• [SHORT PROBLEM]:
Omit the pictures, please, and give each record below again exactly.

[begin SUPPLIED DATA]

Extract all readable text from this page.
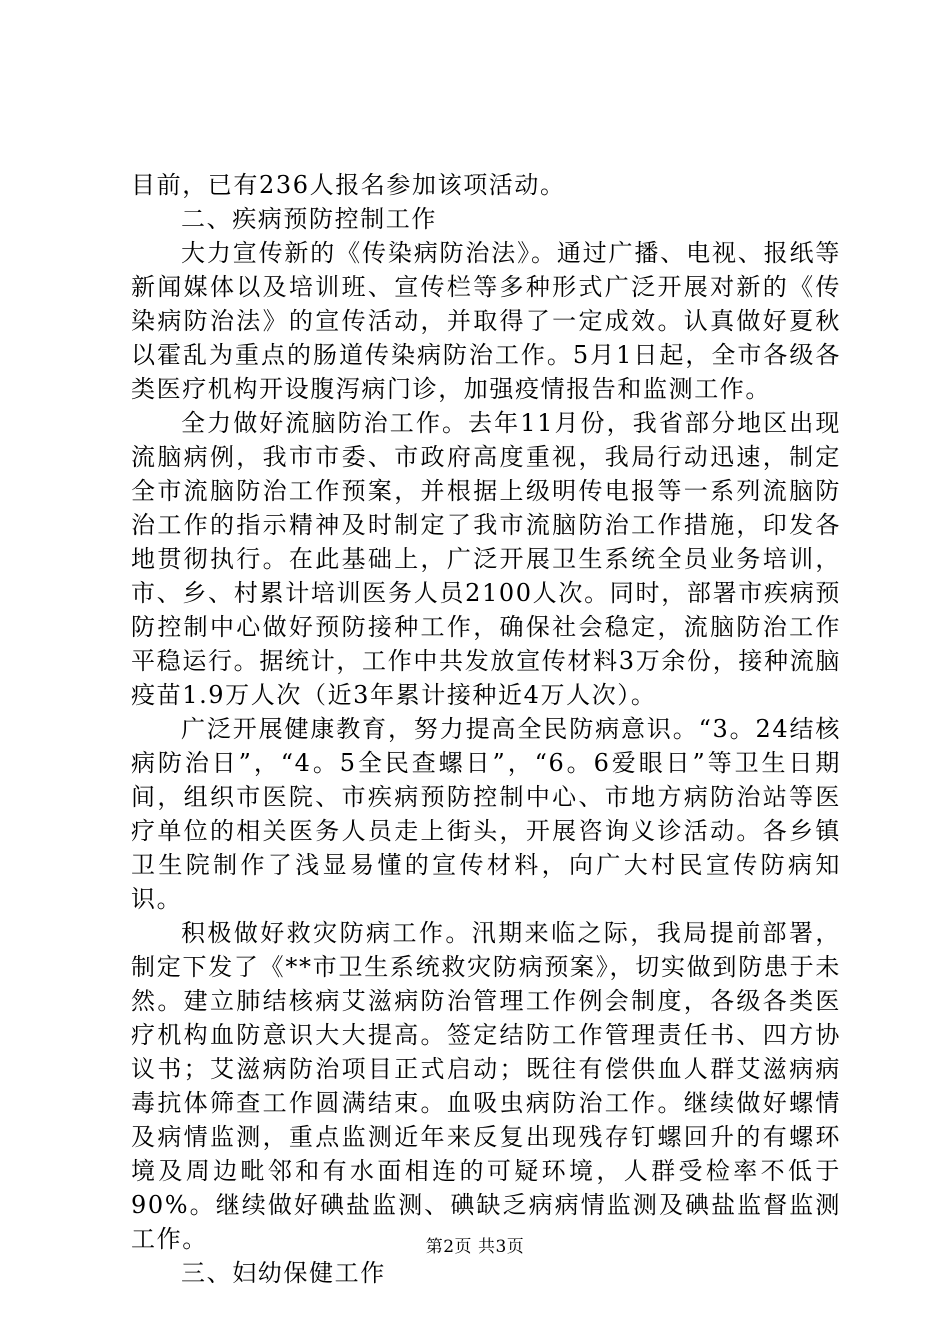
目前，已有236人报名参加该项活动。

二、疾病预防控制工作

大力宣传新的《传染病防治法》。通过广播、电视、报纸等新闻媒体以及培训班、宣传栏等多种形式广泛开展对新的《传染病防治法》的宣传活动，并取得了一定成效。认真做好夏秋以霍乱为重点的肠道传染病防治工作。5月1日起，全市各级各类医疗机构开设腹泻病门诊，加强疫情报告和监测工作。

全力做好流脑防治工作。去年11月份，我省部分地区出现流脑病例，我市市委、市政府高度重视，我局行动迅速，制定全市流脑防治工作预案，并根据上级明传电报等一系列流脑防治工作的指示精神及时制定了我市流脑防治工作措施，印发各地贯彻执行。在此基础上，广泛开展卫生系统全员业务培训，市、乡、村累计培训医务人员2100人次。同时，部署市疾病预防控制中心做好预防接种工作，确保社会稳定，流脑防治工作平稳运行。据统计，工作中共发放宣传材料3万余份，接种流脑疫苗1.9万人次（近3年累计接种近4万人次）。

广泛开展健康教育，努力提高全民防病意识。“3。24结核病防治日”，“4。5全民查螺日”，“6。6爱眼日”等卫生日期间，组织市医院、市疾病预防控制中心、市地方病防治站等医疗单位的相关医务人员走上街头，开展咨询义诊活动。各乡镇卫生院制作了浅显易懂的宣传材料，向广大村民宣传防病知识。

积极做好救灾防病工作。汛期来临之际，我局提前部署，制定下发了《**市卫生系统救灾防病预案》，切实做到防患于未然。建立肺结核病艾滋病防治管理工作例会制度，各级各类医疗机构血防意识大大提高。签定结防工作管理责任书、四方协议书；艾滋病防治项目正式启动；既往有偿供血人群艾滋病病毒抗体筛查工作圆满结束。血吸虫病防治工作。继续做好螺情及病情监测，重点监测近年来反复出现残存钉螺回升的有螺环境及周边毗邻和有水面相连的可疑环境，人群受检率不低于90%。继续做好碘盐监测、碘缺乏病病情监测及碘盐监督监测工作。

三、妇幼保健工作

第2页 共3页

[end SUPPLIED DATA]

• [THE COMPLETED TASK]:
Extract all readable text from this page.
目前，已有236人报名参加该项活动。

二、疾病预防控制工作

大力宣传新的《传染病防治法》。通过广播、电视、报纸等新闻媒体以及培训班、宣传栏等多种形式广泛开展对新的《传染病防治法》的宣传活动，并取得了一定成效。认真做好夏秋以霍乱为重点的肠道传染病防治工作。5月1日起，全市各级各类医疗机构开设腹泻病门诊，加强疫情报告和监测工作。

全力做好流脑防治工作。去年11月份，我省部分地区出现流脑病例，我市市委、市政府高度重视，我局行动迅速，制定全市流脑防治工作预案，并根据上级明传电报等一系列流脑防治工作的指示精神及时制定了我市流脑防治工作措施，印发各地贯彻执行。在此基础上，广泛开展卫生系统全员业务培训，市、乡、村累计培训医务人员2100人次。同时，部署市疾病预防控制中心做好预防接种工作，确保社会稳定，流脑防治工作平稳运行。据统计，工作中共发放宣传材料3万余份，接种流脑疫苗1.9万人次（近3年累计接种近4万人次）。

广泛开展健康教育，努力提高全民防病意识。“3。24结核病防治日”，“4。5全民查螺日”，“6。6爱眼日”等卫生日期间，组织市医院、市疾病预防控制中心、市地方病防治站等医疗单位的相关医务人员走上街头，开展咨询义诊活动。各乡镇卫生院制作了浅显易懂的宣传材料，向广大村民宣传防病知识。

积极做好救灾防病工作。汛期来临之际，我局提前部署，制定下发了《**市卫生系统救灾防病预案》，切实做到防患于未然。建立肺结核病艾滋病防治管理工作例会制度，各级各类医疗机构血防意识大大提高。签定结防工作管理责任书、四方协议书；艾滋病防治项目正式启动；既往有偿供血人群艾滋病病毒抗体筛查工作圆满结束。血吸虫病防治工作。继续做好螺情及病情监测，重点监测近年来反复出现残存钉螺回升的有螺环境及周边毗邻和有水面相连的可疑环境，人群受检率不低于90%。继续做好碘盐监测、碘缺乏病病情监测及碘盐监督监测工作。

三、妇幼保健工作

第2页 共3页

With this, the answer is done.